── MATERIAL FOR THIS TASK ──

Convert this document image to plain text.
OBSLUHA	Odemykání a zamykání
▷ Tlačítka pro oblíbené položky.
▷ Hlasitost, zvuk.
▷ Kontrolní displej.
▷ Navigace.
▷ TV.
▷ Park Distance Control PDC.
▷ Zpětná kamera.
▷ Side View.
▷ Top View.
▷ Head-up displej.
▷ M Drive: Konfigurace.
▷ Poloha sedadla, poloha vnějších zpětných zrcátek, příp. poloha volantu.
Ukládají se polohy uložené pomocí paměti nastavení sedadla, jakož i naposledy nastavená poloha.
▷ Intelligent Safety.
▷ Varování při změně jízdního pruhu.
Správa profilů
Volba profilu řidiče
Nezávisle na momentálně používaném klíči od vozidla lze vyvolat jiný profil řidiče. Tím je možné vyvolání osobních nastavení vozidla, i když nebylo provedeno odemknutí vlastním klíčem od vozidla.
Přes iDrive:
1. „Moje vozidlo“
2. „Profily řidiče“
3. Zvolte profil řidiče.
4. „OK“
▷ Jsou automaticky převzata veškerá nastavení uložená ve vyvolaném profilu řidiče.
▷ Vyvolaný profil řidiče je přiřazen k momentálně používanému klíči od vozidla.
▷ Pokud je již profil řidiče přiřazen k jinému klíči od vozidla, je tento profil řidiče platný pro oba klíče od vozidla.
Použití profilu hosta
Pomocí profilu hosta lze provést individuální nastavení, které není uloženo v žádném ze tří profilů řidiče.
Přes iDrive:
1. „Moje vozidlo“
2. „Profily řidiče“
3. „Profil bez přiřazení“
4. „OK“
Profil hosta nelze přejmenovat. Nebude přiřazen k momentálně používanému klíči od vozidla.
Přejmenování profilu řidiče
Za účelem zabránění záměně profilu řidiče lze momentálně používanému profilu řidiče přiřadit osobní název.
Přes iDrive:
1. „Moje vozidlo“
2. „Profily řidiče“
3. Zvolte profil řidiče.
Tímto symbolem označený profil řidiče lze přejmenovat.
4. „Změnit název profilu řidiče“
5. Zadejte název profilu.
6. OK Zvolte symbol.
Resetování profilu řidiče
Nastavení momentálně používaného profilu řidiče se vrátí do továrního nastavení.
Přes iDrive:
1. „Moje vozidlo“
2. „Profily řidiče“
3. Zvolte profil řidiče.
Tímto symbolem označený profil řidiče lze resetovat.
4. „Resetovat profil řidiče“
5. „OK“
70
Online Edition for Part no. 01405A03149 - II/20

───

_WHAT IS BEING ASKED_.
Choose all lines containing the string "Tímto" and copy them out.

_COMPLETE ANSWER_.
Tímto symbolem označený profil řidiče lze přejmenovat.
Tímto symbolem označený profil řidiče lze resetovat.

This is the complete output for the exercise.